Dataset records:

(begin)

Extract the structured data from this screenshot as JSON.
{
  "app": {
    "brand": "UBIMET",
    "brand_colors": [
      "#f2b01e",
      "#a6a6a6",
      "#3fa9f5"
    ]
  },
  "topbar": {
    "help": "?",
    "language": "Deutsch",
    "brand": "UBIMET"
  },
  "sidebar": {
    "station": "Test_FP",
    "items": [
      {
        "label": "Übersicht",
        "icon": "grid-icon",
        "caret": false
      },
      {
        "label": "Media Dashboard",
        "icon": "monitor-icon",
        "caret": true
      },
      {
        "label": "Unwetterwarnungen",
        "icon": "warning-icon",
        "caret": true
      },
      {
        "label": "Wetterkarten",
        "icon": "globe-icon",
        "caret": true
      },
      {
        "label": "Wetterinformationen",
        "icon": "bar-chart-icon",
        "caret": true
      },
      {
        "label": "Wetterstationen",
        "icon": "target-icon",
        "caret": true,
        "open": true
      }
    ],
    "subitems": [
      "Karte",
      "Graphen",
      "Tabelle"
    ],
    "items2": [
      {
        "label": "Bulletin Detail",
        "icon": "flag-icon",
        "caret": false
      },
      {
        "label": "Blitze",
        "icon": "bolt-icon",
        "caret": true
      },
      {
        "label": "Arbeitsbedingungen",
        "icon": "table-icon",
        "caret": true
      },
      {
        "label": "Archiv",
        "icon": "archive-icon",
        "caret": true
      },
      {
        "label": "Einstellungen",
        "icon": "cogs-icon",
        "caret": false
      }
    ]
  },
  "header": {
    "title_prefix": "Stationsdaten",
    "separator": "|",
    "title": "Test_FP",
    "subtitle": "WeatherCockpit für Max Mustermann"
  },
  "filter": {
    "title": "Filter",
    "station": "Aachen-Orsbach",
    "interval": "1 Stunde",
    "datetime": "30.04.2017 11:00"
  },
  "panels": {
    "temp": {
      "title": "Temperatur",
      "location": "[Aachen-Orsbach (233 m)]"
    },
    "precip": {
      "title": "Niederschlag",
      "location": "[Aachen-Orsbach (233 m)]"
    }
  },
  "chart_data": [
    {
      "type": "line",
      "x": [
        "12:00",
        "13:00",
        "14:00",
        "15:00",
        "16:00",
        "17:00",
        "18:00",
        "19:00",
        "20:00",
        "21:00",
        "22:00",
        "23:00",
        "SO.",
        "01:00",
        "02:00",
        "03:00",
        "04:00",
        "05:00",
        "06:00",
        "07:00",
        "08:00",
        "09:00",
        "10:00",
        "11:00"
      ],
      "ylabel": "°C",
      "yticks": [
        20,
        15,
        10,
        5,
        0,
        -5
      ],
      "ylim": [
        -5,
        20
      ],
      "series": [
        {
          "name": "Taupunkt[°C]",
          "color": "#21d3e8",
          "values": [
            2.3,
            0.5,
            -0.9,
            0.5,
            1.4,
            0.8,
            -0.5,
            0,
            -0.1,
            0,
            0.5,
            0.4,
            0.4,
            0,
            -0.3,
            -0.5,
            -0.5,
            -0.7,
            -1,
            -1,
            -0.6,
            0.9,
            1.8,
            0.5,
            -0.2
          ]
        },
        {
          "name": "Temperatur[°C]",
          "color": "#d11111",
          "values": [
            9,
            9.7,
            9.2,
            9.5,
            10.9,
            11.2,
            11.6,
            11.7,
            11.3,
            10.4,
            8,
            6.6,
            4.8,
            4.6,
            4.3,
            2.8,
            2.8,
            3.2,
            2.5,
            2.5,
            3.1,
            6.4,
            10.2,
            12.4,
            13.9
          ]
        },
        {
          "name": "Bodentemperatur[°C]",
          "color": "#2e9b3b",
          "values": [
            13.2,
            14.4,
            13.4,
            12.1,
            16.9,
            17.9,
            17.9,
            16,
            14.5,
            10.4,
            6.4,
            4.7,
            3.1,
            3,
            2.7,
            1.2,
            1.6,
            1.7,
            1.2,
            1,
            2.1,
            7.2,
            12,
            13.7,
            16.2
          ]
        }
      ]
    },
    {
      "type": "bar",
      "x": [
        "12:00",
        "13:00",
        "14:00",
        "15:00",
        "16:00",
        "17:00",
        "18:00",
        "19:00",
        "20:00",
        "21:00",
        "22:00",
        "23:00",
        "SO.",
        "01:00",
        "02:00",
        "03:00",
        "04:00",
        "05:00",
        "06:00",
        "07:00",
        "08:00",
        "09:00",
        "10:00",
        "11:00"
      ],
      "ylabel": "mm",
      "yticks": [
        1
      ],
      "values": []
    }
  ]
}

(end)

Write down the full listing again, exactly.

Extract the structured data from this screenshot as JSON.
{
  "app": {
    "brand": "UBIMET",
    "brand_colors": [
      "#f2b01e",
      "#a6a6a6",
      "#3fa9f5"
    ]
  },
  "topbar": {
    "help": "?",
    "language": "Deutsch",
    "brand": "UBIMET"
  },
  "sidebar": {
    "station": "Test_FP",
    "items": [
      {
        "label": "Übersicht",
        "icon": "grid-icon",
        "caret": false
      },
      {
        "label": "Media Dashboard",
        "icon": "monitor-icon",
        "caret": true
      },
      {
        "label": "Unwetterwarnungen",
        "icon": "warning-icon",
        "caret": true
      },
      {
        "label": "Wetterkarten",
        "icon": "globe-icon",
        "caret": true
      },
      {
        "label": "Wetterinformationen",
        "icon": "bar-chart-icon",
        "caret": true
      },
      {
        "label": "Wetterstationen",
        "icon": "target-icon",
        "caret": true,
        "open": true
      }
    ],
    "subitems": [
      "Karte",
      "Graphen",
      "Tabelle"
    ],
    "items2": [
      {
        "label": "Bulletin Detail",
        "icon": "flag-icon",
        "caret": false
      },
      {
        "label": "Blitze",
        "icon": "bolt-icon",
        "caret": true
      },
      {
        "label": "Arbeitsbedingungen",
        "icon": "table-icon",
        "caret": true
      },
      {
        "label": "Archiv",
        "icon": "archive-icon",
        "caret": true
      },
      {
        "label": "Einstellungen",
        "icon": "cogs-icon",
        "caret": false
      }
    ]
  },
  "header": {
    "title_prefix": "Stationsdaten",
    "separator": "|",
    "title": "Test_FP",
    "subtitle": "WeatherCockpit für Max Mustermann"
  },
  "filter": {
    "title": "Filter",
    "station": "Aachen-Orsbach",
    "interval": "1 Stunde",
    "datetime": "30.04.2017 11:00"
  },
  "panels": {
    "temp": {
      "title": "Temperatur",
      "location": "[Aachen-Orsbach (233 m)]"
    },
    "precip": {
      "title": "Niederschlag",
      "location": "[Aachen-Orsbach (233 m)]"
    }
  },
  "chart_data": [
    {
      "type": "line",
      "x": [
        "12:00",
        "13:00",
        "14:00",
        "15:00",
        "16:00",
        "17:00",
        "18:00",
        "19:00",
        "20:00",
        "21:00",
        "22:00",
        "23:00",
        "SO.",
        "01:00",
        "02:00",
        "03:00",
        "04:00",
        "05:00",
        "06:00",
        "07:00",
        "08:00",
        "09:00",
        "10:00",
        "11:00"
      ],
      "ylabel": "°C",
      "yticks": [
        20,
        15,
        10,
        5,
        0,
        -5
      ],
      "ylim": [
        -5,
        20
      ],
      "series": [
        {
          "name": "Taupunkt[°C]",
          "color": "#21d3e8",
          "values": [
            2.3,
            0.5,
            -0.9,
            0.5,
            1.4,
            0.8,
            -0.5,
            0,
            -0.1,
            0,
            0.5,
            0.4,
            0.4,
            0,
            -0.3,
            -0.5,
            -0.5,
            -0.7,
            -1,
            -1,
            -0.6,
            0.9,
            1.8,
            0.5,
            -0.2
          ]
        },
        {
          "name": "Temperatur[°C]",
          "color": "#d11111",
          "values": [
            9,
            9.7,
            9.2,
            9.5,
            10.9,
            11.2,
            11.6,
            11.7,
            11.3,
            10.4,
            8,
            6.6,
            4.8,
            4.6,
            4.3,
            2.8,
            2.8,
            3.2,
            2.5,
            2.5,
            3.1,
            6.4,
            10.2,
            12.4,
            13.9
          ]
        },
        {
          "name": "Bodentemperatur[°C]",
          "color": "#2e9b3b",
          "values": [
            13.2,
            14.4,
            13.4,
            12.1,
            16.9,
            17.9,
            17.9,
            16,
            14.5,
            10.4,
            6.4,
            4.7,
            3.1,
            3,
            2.7,
            1.2,
            1.6,
            1.7,
            1.2,
            1,
            2.1,
            7.2,
            12,
            13.7,
            16.2
          ]
        }
      ]
    },
    {
      "type": "bar",
      "x": [
        "12:00",
        "13:00",
        "14:00",
        "15:00",
        "16:00",
        "17:00",
        "18:00",
        "19:00",
        "20:00",
        "21:00",
        "22:00",
        "23:00",
        "SO.",
        "01:00",
        "02:00",
        "03:00",
        "04:00",
        "05:00",
        "06:00",
        "07:00",
        "08:00",
        "09:00",
        "10:00",
        "11:00"
      ],
      "ylabel": "mm",
      "yticks": [
        1
      ],
      "values": []
    }
  ]
}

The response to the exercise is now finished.